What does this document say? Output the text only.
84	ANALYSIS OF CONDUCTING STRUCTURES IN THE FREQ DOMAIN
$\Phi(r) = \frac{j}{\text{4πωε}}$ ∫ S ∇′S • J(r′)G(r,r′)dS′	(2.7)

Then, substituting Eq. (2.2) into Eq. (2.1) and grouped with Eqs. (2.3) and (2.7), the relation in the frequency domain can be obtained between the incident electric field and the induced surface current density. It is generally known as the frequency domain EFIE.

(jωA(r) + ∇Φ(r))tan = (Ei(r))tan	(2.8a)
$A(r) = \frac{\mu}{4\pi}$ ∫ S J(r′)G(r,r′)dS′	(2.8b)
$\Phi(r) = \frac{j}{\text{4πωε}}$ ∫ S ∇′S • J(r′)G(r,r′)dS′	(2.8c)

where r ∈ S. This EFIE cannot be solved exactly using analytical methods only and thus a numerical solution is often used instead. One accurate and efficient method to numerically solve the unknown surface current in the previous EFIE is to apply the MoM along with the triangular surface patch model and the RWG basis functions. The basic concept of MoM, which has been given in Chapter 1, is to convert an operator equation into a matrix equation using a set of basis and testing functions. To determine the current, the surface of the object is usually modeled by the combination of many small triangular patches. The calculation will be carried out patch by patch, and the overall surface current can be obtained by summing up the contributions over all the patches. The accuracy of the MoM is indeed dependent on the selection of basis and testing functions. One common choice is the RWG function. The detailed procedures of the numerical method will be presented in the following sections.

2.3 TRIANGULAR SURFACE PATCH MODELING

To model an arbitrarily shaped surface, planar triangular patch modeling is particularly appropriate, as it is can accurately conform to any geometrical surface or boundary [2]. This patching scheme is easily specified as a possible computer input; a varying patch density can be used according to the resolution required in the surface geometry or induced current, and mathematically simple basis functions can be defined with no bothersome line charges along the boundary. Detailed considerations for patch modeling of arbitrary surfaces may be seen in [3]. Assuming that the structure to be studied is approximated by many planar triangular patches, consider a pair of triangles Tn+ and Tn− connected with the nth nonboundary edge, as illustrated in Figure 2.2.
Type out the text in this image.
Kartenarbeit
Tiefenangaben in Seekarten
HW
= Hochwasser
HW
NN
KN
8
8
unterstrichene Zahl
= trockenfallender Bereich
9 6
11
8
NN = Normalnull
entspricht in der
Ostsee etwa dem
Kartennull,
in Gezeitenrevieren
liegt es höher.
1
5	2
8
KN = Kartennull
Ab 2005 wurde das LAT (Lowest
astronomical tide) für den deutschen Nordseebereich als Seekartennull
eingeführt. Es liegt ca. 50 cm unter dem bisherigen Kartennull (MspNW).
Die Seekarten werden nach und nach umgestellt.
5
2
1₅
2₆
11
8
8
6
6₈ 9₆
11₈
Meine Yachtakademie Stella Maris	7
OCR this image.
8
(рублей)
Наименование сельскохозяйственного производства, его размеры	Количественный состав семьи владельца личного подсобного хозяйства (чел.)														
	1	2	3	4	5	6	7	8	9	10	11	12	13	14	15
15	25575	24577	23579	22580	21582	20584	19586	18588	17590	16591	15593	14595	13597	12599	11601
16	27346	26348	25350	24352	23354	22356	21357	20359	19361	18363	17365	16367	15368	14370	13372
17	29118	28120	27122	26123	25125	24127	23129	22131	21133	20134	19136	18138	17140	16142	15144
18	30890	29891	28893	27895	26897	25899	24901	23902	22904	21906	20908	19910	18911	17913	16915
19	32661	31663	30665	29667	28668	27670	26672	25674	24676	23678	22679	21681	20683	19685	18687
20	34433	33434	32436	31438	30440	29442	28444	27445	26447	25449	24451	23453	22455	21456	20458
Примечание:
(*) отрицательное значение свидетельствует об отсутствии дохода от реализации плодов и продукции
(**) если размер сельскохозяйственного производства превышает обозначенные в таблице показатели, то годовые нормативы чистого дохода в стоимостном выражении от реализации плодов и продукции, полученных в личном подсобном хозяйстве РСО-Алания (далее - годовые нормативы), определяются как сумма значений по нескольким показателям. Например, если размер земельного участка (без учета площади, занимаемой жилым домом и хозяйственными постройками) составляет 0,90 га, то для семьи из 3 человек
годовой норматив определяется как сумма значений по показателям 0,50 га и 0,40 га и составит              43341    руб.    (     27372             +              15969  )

= = =

Reproduce the full listing word for word.

-- Finished exercise --
What does this document say? Output the text only.
84	ANALYSIS OF CONDUCTING STRUCTURES IN THE FREQ DOMAIN
$\Phi(r) = \frac{j}{\text{4πωε}}$ ∫ S ∇′S • J(r′)G(r,r′)dS′	(2.7)

Then, substituting Eq. (2.2) into Eq. (2.1) and grouped with Eqs. (2.3) and (2.7), the relation in the frequency domain can be obtained between the incident electric field and the induced surface current density. It is generally known as the frequency domain EFIE.

(jωA(r) + ∇Φ(r))tan = (Ei(r))tan	(2.8a)
$A(r) = \frac{\mu}{4\pi}$ ∫ S J(r′)G(r,r′)dS′	(2.8b)
$\Phi(r) = \frac{j}{\text{4πωε}}$ ∫ S ∇′S • J(r′)G(r,r′)dS′	(2.8c)

where r ∈ S. This EFIE cannot be solved exactly using analytical methods only and thus a numerical solution is often used instead. One accurate and efficient method to numerically solve the unknown surface current in the previous EFIE is to apply the MoM along with the triangular surface patch model and the RWG basis functions. The basic concept of MoM, which has been given in Chapter 1, is to convert an operator equation into a matrix equation using a set of basis and testing functions. To determine the current, the surface of the object is usually modeled by the combination of many small triangular patches. The calculation will be carried out patch by patch, and the overall surface current can be obtained by summing up the contributions over all the patches. The accuracy of the MoM is indeed dependent on the selection of basis and testing functions. One common choice is the RWG function. The detailed procedures of the numerical method will be presented in the following sections.

2.3 TRIANGULAR SURFACE PATCH MODELING

To model an arbitrarily shaped surface, planar triangular patch modeling is particularly appropriate, as it is can accurately conform to any geometrical surface or boundary [2]. This patching scheme is easily specified as a possible computer input; a varying patch density can be used according to the resolution required in the surface geometry or induced current, and mathematically simple basis functions can be defined with no bothersome line charges along the boundary. Detailed considerations for patch modeling of arbitrary surfaces may be seen in [3]. Assuming that the structure to be studied is approximated by many planar triangular patches, consider a pair of triangles Tn+ and Tn− connected with the nth nonboundary edge, as illustrated in Figure 2.2.
Type out the text in this image.
Kartenarbeit
Tiefenangaben in Seekarten
HW
= Hochwasser
HW
NN
KN
8
8
unterstrichene Zahl
= trockenfallender Bereich
9 6
11
8
NN = Normalnull
entspricht in der
Ostsee etwa dem
Kartennull,
in Gezeitenrevieren
liegt es höher.
1
5	2
8
KN = Kartennull
Ab 2005 wurde das LAT (Lowest
astronomical tide) für den deutschen Nordseebereich als Seekartennull
eingeführt. Es liegt ca. 50 cm unter dem bisherigen Kartennull (MspNW).
Die Seekarten werden nach und nach umgestellt.
5
2
1₅
2₆
11
8
8
6
6₈ 9₆
11₈
Meine Yachtakademie Stella Maris	7
OCR this image.
8
(рублей)
Наименование сельскохозяйственного производства, его размеры	Количественный состав семьи владельца личного подсобного хозяйства (чел.)														
	1	2	3	4	5	6	7	8	9	10	11	12	13	14	15
15	25575	24577	23579	22580	21582	20584	19586	18588	17590	16591	15593	14595	13597	12599	11601
16	27346	26348	25350	24352	23354	22356	21357	20359	19361	18363	17365	16367	15368	14370	13372
17	29118	28120	27122	26123	25125	24127	23129	22131	21133	20134	19136	18138	17140	16142	15144
18	30890	29891	28893	27895	26897	25899	24901	23902	22904	21906	20908	19910	18911	17913	16915
19	32661	31663	30665	29667	28668	27670	26672	25674	24676	23678	22679	21681	20683	19685	18687
20	34433	33434	32436	31438	30440	29442	28444	27445	26447	25449	24451	23453	22455	21456	20458
Примечание:
(*) отрицательное значение свидетельствует об отсутствии дохода от реализации плодов и продукции
(**) если размер сельскохозяйственного производства превышает обозначенные в таблице показатели, то годовые нормативы чистого дохода в стоимостном выражении от реализации плодов и продукции, полученных в личном подсобном хозяйстве РСО-Алания (далее - годовые нормативы), определяются как сумма значений по нескольким показателям. Например, если размер земельного участка (без учета площади, занимаемой жилым домом и хозяйственными постройками) составляет 0,90 га, то для семьи из 3 человек
годовой норматив определяется как сумма значений по показателям 0,50 га и 0,40 га и составит              43341    руб.    (     27372             +              15969  )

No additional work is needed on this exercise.